# Start of Record excerpts
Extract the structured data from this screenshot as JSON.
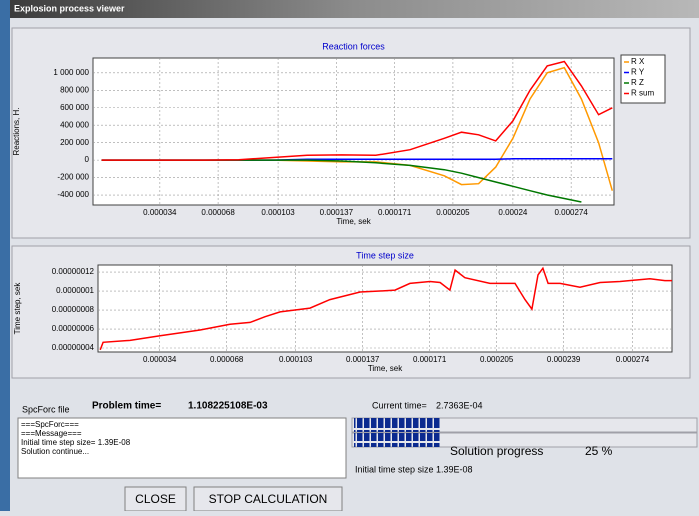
{
  "window": {
    "title": "Explosion process viewer"
  },
  "chart_data": [
    {
      "type": "line",
      "title": "Reaction forces",
      "xlabel": "Time, sek",
      "ylabel": "Reactions, H.",
      "x": [
        0,
        2e-05,
        4e-05,
        6e-05,
        8e-05,
        0.0001,
        0.00012,
        0.00014,
        0.00016,
        0.00018,
        0.0002,
        0.00021,
        0.00022,
        0.00023,
        0.00024,
        0.00025,
        0.00026,
        0.00027,
        0.00028,
        0.00029,
        0.000298
      ],
      "series": [
        {
          "name": "R X",
          "color": "#ff9900",
          "values": [
            0,
            0,
            0,
            0,
            0,
            0,
            -10000,
            -20000,
            -20000,
            -60000,
            -180000,
            -280000,
            -270000,
            -80000,
            250000,
            700000,
            1000000,
            1060000,
            700000,
            200000,
            -350000
          ]
        },
        {
          "name": "R Y",
          "color": "#0000ff",
          "values": [
            0,
            0,
            0,
            0,
            0,
            0,
            10000,
            10000,
            10000,
            10000,
            10000,
            10000,
            10000,
            10000,
            15000,
            15000,
            15000,
            15000,
            15000,
            15000,
            15000
          ]
        },
        {
          "name": "R Z",
          "color": "#007700",
          "values": [
            0,
            0,
            0,
            0,
            0,
            0,
            0,
            -10000,
            -30000,
            -60000,
            -110000,
            -150000,
            -200000,
            -250000,
            -300000,
            -350000,
            -400000,
            -440000,
            -480000,
            null,
            null
          ]
        },
        {
          "name": "R sum",
          "color": "#ff0000",
          "values": [
            0,
            0,
            0,
            0,
            5000,
            30000,
            55000,
            60000,
            55000,
            120000,
            250000,
            320000,
            290000,
            220000,
            450000,
            800000,
            1080000,
            1130000,
            850000,
            520000,
            600000
          ]
        }
      ],
      "xlim": [
        -5e-06,
        0.000299
      ],
      "xticks": [
        3.4e-05,
        6.8e-05,
        0.000103,
        0.000137,
        0.000171,
        0.000205,
        0.00024,
        0.000274
      ],
      "ylim": [
        -514000,
        1170000
      ],
      "yticks": [
        {
          "value": -400000,
          "label": "-400 000"
        },
        {
          "value": -200000,
          "label": "-200 000"
        },
        0,
        {
          "value": 200000,
          "label": "200 000"
        },
        {
          "value": 400000,
          "label": "400 000"
        },
        {
          "value": 600000,
          "label": "600 000"
        },
        {
          "value": 800000,
          "label": "800 000"
        },
        {
          "value": 1000000,
          "label": "1 000 000"
        }
      ],
      "grid": true,
      "legend": "right"
    },
    {
      "type": "line",
      "title": "Time step size",
      "xlabel": "Time, sek",
      "ylabel": "Time step, sek",
      "x": [
        3.8e-06,
        5.3e-06,
        1.9e-05,
        3.42e-05,
        5.45e-05,
        6.97e-05,
        7.99e-05,
        8.75e-05,
        9.51e-05,
        0.0001103,
        0.0001204,
        0.0001357,
        0.0001458,
        0.0001534,
        0.000161,
        0.0001712,
        0.0001763,
        0.0001813,
        0.0001839,
        0.0001889,
        0.0002016,
        0.0002093,
        0.0002143,
        0.0002194,
        0.0002229,
        0.000226,
        0.0002285,
        0.0002311,
        0.0002372,
        0.0002473,
        0.0002575,
        0.0002676,
        0.0002828,
        0.0002904,
        0.000294
      ],
      "series": [
        {
          "name": "Time step",
          "color": "#ff0000",
          "values": [
            3.8e-08,
            4.6e-08,
            4.8e-08,
            5.3e-08,
            5.9e-08,
            6.5e-08,
            6.7e-08,
            7.3e-08,
            7.8e-08,
            8.2e-08,
            9.1e-08,
            9.9e-08,
            1e-07,
            1.01e-07,
            1.08e-07,
            1.1e-07,
            1.09e-07,
            1.01e-07,
            1.22e-07,
            1.14e-07,
            1.08e-07,
            1.08e-07,
            1.08e-07,
            9.1e-08,
            8.1e-08,
            1.17e-07,
            1.24e-07,
            1.08e-07,
            1.08e-07,
            1.04e-07,
            1.09e-07,
            1.1e-07,
            1.13e-07,
            1.11e-07,
            1.11e-07
          ]
        }
      ],
      "xlim": [
        2.7e-06,
        0.000294
      ],
      "xticks": [
        3.4e-05,
        6.8e-05,
        0.000103,
        0.000137,
        0.000171,
        0.000205,
        0.000239,
        0.000274
      ],
      "ylim": [
        3.58e-08,
        1.274e-07
      ],
      "yticks": [
        {
          "value": 4e-08,
          "label": "0.00000004"
        },
        {
          "value": 6e-08,
          "label": "0.00000006"
        },
        {
          "value": 8e-08,
          "label": "0.00000008"
        },
        {
          "value": 1e-07,
          "label": "0.0000001"
        },
        {
          "value": 1.2e-07,
          "label": "0.00000012"
        }
      ],
      "grid": true
    }
  ],
  "status": {
    "file_label": "SpcForc file",
    "problem_label": "Problem time=",
    "problem_value": "1.108225108E-03",
    "current_label": "Current time=",
    "current_value": "2.7363E-04",
    "initial_step": "Initial time step size 1.39E-08"
  },
  "log": [
    "===SpcForc===",
    "===Message===",
    "Initial time step size= 1.39E-08",
    "Solution continue..."
  ],
  "progress": {
    "label": "Solution progress",
    "value": 25,
    "value_label": "25 %"
  },
  "buttons": [
    "CLOSE",
    "STOP CALCULATION"
  ]
}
# End of Record excerpts
» Problem to work on
Search the entries for the word "Initial" and pick out every line that holds it.

» Task solution
    "initial_step": "Initial time step size 1.39E-08"
    "Initial time step size= 1.39E-08",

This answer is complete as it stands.